AIM: Set down the full listing exactly, character for character.

DATA SHOWN:
** START **
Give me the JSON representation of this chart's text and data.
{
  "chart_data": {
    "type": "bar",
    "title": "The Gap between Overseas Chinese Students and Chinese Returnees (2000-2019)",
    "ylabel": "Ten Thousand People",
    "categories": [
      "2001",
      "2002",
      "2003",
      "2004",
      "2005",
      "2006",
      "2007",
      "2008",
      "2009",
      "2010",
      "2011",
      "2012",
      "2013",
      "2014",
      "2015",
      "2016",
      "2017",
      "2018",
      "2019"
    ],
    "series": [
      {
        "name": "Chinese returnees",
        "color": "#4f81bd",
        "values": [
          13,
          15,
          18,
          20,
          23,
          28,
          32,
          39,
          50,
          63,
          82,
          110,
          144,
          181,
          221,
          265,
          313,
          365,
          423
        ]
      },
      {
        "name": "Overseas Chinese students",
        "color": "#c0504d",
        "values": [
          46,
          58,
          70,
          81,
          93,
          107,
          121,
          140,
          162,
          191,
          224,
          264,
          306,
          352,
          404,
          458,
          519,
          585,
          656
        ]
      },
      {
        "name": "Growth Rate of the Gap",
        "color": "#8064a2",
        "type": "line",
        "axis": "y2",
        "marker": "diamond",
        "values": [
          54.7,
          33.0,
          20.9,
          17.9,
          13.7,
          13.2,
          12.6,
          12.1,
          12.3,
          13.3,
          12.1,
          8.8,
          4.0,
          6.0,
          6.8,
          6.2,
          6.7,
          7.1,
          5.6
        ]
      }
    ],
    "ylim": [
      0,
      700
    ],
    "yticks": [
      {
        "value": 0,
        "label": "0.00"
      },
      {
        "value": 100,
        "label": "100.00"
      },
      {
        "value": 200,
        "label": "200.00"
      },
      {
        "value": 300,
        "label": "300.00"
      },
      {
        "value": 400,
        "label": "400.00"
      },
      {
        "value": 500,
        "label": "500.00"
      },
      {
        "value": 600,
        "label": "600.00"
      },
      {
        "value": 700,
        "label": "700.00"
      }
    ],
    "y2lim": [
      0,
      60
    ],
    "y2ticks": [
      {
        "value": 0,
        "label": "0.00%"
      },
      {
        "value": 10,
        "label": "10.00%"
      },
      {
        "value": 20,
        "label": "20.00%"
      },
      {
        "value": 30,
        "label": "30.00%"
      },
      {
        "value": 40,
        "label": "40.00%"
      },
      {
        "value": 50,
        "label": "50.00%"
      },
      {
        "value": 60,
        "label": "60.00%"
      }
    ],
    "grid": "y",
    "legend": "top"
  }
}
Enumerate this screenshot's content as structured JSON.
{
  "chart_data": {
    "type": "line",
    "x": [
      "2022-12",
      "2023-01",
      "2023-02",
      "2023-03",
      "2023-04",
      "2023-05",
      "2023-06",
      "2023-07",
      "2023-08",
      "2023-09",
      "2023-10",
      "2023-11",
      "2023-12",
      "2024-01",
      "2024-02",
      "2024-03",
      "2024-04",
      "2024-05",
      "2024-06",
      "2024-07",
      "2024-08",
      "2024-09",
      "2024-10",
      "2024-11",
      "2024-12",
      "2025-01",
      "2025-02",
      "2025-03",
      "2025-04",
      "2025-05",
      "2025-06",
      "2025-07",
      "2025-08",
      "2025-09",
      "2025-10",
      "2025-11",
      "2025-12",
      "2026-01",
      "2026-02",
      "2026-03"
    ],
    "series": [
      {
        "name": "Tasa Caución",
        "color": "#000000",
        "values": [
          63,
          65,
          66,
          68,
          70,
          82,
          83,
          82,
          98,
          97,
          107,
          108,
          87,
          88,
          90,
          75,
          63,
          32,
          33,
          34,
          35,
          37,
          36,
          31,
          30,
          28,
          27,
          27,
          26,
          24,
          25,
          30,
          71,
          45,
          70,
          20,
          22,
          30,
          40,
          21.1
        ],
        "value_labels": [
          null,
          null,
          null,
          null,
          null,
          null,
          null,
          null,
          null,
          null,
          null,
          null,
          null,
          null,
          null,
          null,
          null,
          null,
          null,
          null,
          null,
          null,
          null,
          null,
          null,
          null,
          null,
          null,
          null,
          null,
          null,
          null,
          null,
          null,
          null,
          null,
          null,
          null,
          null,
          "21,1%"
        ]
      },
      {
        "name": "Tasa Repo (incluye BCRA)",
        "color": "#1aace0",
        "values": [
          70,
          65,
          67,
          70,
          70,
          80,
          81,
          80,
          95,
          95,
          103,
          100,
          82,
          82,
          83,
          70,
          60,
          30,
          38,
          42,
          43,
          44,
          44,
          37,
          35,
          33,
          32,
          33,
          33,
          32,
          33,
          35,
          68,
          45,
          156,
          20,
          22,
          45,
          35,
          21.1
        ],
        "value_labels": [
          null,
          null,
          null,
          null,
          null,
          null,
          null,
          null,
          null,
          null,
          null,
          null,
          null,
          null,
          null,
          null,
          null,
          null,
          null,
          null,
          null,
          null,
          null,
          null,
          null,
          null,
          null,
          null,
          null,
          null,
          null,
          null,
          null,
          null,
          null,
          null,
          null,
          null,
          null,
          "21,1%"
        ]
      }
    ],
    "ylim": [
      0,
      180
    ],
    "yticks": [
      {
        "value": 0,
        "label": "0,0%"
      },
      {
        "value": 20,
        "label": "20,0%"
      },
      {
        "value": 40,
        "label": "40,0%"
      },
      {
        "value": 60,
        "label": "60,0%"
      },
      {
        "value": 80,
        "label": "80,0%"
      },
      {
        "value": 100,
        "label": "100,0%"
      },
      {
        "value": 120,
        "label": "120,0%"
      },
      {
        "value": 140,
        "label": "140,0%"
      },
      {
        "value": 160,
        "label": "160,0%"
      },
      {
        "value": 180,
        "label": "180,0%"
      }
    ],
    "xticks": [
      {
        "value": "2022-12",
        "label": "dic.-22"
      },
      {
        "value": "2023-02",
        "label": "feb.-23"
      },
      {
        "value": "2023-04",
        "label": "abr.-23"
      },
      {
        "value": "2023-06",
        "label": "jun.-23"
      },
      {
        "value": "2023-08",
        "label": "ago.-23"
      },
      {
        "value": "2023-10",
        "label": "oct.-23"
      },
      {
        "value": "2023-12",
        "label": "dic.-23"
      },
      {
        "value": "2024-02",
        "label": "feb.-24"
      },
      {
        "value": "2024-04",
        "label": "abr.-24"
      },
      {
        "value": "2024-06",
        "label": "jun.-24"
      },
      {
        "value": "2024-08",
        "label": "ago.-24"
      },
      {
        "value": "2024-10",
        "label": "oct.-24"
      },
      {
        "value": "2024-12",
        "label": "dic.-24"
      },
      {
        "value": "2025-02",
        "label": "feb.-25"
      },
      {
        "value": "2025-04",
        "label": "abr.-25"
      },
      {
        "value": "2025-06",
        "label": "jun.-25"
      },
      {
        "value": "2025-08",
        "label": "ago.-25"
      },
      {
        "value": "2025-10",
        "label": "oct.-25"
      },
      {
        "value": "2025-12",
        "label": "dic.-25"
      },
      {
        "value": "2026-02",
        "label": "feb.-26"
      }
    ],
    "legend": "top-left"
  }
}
** END **
TASK RESULT:
Give me the JSON representation of this chart's text and data.
{
  "chart_data": {
    "type": "bar",
    "title": "The Gap between Overseas Chinese Students and Chinese Returnees (2000-2019)",
    "ylabel": "Ten Thousand People",
    "categories": [
      "2001",
      "2002",
      "2003",
      "2004",
      "2005",
      "2006",
      "2007",
      "2008",
      "2009",
      "2010",
      "2011",
      "2012",
      "2013",
      "2014",
      "2015",
      "2016",
      "2017",
      "2018",
      "2019"
    ],
    "series": [
      {
        "name": "Chinese returnees",
        "color": "#4f81bd",
        "values": [
          13,
          15,
          18,
          20,
          23,
          28,
          32,
          39,
          50,
          63,
          82,
          110,
          144,
          181,
          221,
          265,
          313,
          365,
          423
        ]
      },
      {
        "name": "Overseas Chinese students",
        "color": "#c0504d",
        "values": [
          46,
          58,
          70,
          81,
          93,
          107,
          121,
          140,
          162,
          191,
          224,
          264,
          306,
          352,
          404,
          458,
          519,
          585,
          656
        ]
      },
      {
        "name": "Growth Rate of the Gap",
        "color": "#8064a2",
        "type": "line",
        "axis": "y2",
        "marker": "diamond",
        "values": [
          54.7,
          33.0,
          20.9,
          17.9,
          13.7,
          13.2,
          12.6,
          12.1,
          12.3,
          13.3,
          12.1,
          8.8,
          4.0,
          6.0,
          6.8,
          6.2,
          6.7,
          7.1,
          5.6
        ]
      }
    ],
    "ylim": [
      0,
      700
    ],
    "yticks": [
      {
        "value": 0,
        "label": "0.00"
      },
      {
        "value": 100,
        "label": "100.00"
      },
      {
        "value": 200,
        "label": "200.00"
      },
      {
        "value": 300,
        "label": "300.00"
      },
      {
        "value": 400,
        "label": "400.00"
      },
      {
        "value": 500,
        "label": "500.00"
      },
      {
        "value": 600,
        "label": "600.00"
      },
      {
        "value": 700,
        "label": "700.00"
      }
    ],
    "y2lim": [
      0,
      60
    ],
    "y2ticks": [
      {
        "value": 0,
        "label": "0.00%"
      },
      {
        "value": 10,
        "label": "10.00%"
      },
      {
        "value": 20,
        "label": "20.00%"
      },
      {
        "value": 30,
        "label": "30.00%"
      },
      {
        "value": 40,
        "label": "40.00%"
      },
      {
        "value": 50,
        "label": "50.00%"
      },
      {
        "value": 60,
        "label": "60.00%"
      }
    ],
    "grid": "y",
    "legend": "top"
  }
}
Enumerate this screenshot's content as structured JSON.
{
  "chart_data": {
    "type": "line",
    "x": [
      "2022-12",
      "2023-01",
      "2023-02",
      "2023-03",
      "2023-04",
      "2023-05",
      "2023-06",
      "2023-07",
      "2023-08",
      "2023-09",
      "2023-10",
      "2023-11",
      "2023-12",
      "2024-01",
      "2024-02",
      "2024-03",
      "2024-04",
      "2024-05",
      "2024-06",
      "2024-07",
      "2024-08",
      "2024-09",
      "2024-10",
      "2024-11",
      "2024-12",
      "2025-01",
      "2025-02",
      "2025-03",
      "2025-04",
      "2025-05",
      "2025-06",
      "2025-07",
      "2025-08",
      "2025-09",
      "2025-10",
      "2025-11",
      "2025-12",
      "2026-01",
      "2026-02",
      "2026-03"
    ],
    "series": [
      {
        "name": "Tasa Caución",
        "color": "#000000",
        "values": [
          63,
          65,
          66,
          68,
          70,
          82,
          83,
          82,
          98,
          97,
          107,
          108,
          87,
          88,
          90,
          75,
          63,
          32,
          33,
          34,
          35,
          37,
          36,
          31,
          30,
          28,
          27,
          27,
          26,
          24,
          25,
          30,
          71,
          45,
          70,
          20,
          22,
          30,
          40,
          21.1
        ],
        "value_labels": [
          null,
          null,
          null,
          null,
          null,
          null,
          null,
          null,
          null,
          null,
          null,
          null,
          null,
          null,
          null,
          null,
          null,
          null,
          null,
          null,
          null,
          null,
          null,
          null,
          null,
          null,
          null,
          null,
          null,
          null,
          null,
          null,
          null,
          null,
          null,
          null,
          null,
          null,
          null,
          "21,1%"
        ]
      },
      {
        "name": "Tasa Repo (incluye BCRA)",
        "color": "#1aace0",
        "values": [
          70,
          65,
          67,
          70,
          70,
          80,
          81,
          80,
          95,
          95,
          103,
          100,
          82,
          82,
          83,
          70,
          60,
          30,
          38,
          42,
          43,
          44,
          44,
          37,
          35,
          33,
          32,
          33,
          33,
          32,
          33,
          35,
          68,
          45,
          156,
          20,
          22,
          45,
          35,
          21.1
        ],
        "value_labels": [
          null,
          null,
          null,
          null,
          null,
          null,
          null,
          null,
          null,
          null,
          null,
          null,
          null,
          null,
          null,
          null,
          null,
          null,
          null,
          null,
          null,
          null,
          null,
          null,
          null,
          null,
          null,
          null,
          null,
          null,
          null,
          null,
          null,
          null,
          null,
          null,
          null,
          null,
          null,
          "21,1%"
        ]
      }
    ],
    "ylim": [
      0,
      180
    ],
    "yticks": [
      {
        "value": 0,
        "label": "0,0%"
      },
      {
        "value": 20,
        "label": "20,0%"
      },
      {
        "value": 40,
        "label": "40,0%"
      },
      {
        "value": 60,
        "label": "60,0%"
      },
      {
        "value": 80,
        "label": "80,0%"
      },
      {
        "value": 100,
        "label": "100,0%"
      },
      {
        "value": 120,
        "label": "120,0%"
      },
      {
        "value": 140,
        "label": "140,0%"
      },
      {
        "value": 160,
        "label": "160,0%"
      },
      {
        "value": 180,
        "label": "180,0%"
      }
    ],
    "xticks": [
      {
        "value": "2022-12",
        "label": "dic.-22"
      },
      {
        "value": "2023-02",
        "label": "feb.-23"
      },
      {
        "value": "2023-04",
        "label": "abr.-23"
      },
      {
        "value": "2023-06",
        "label": "jun.-23"
      },
      {
        "value": "2023-08",
        "label": "ago.-23"
      },
      {
        "value": "2023-10",
        "label": "oct.-23"
      },
      {
        "value": "2023-12",
        "label": "dic.-23"
      },
      {
        "value": "2024-02",
        "label": "feb.-24"
      },
      {
        "value": "2024-04",
        "label": "abr.-24"
      },
      {
        "value": "2024-06",
        "label": "jun.-24"
      },
      {
        "value": "2024-08",
        "label": "ago.-24"
      },
      {
        "value": "2024-10",
        "label": "oct.-24"
      },
      {
        "value": "2024-12",
        "label": "dic.-24"
      },
      {
        "value": "2025-02",
        "label": "feb.-25"
      },
      {
        "value": "2025-04",
        "label": "abr.-25"
      },
      {
        "value": "2025-06",
        "label": "jun.-25"
      },
      {
        "value": "2025-08",
        "label": "ago.-25"
      },
      {
        "value": "2025-10",
        "label": "oct.-25"
      },
      {
        "value": "2025-12",
        "label": "dic.-25"
      },
      {
        "value": "2026-02",
        "label": "feb.-26"
      }
    ],
    "legend": "top-left"
  }
}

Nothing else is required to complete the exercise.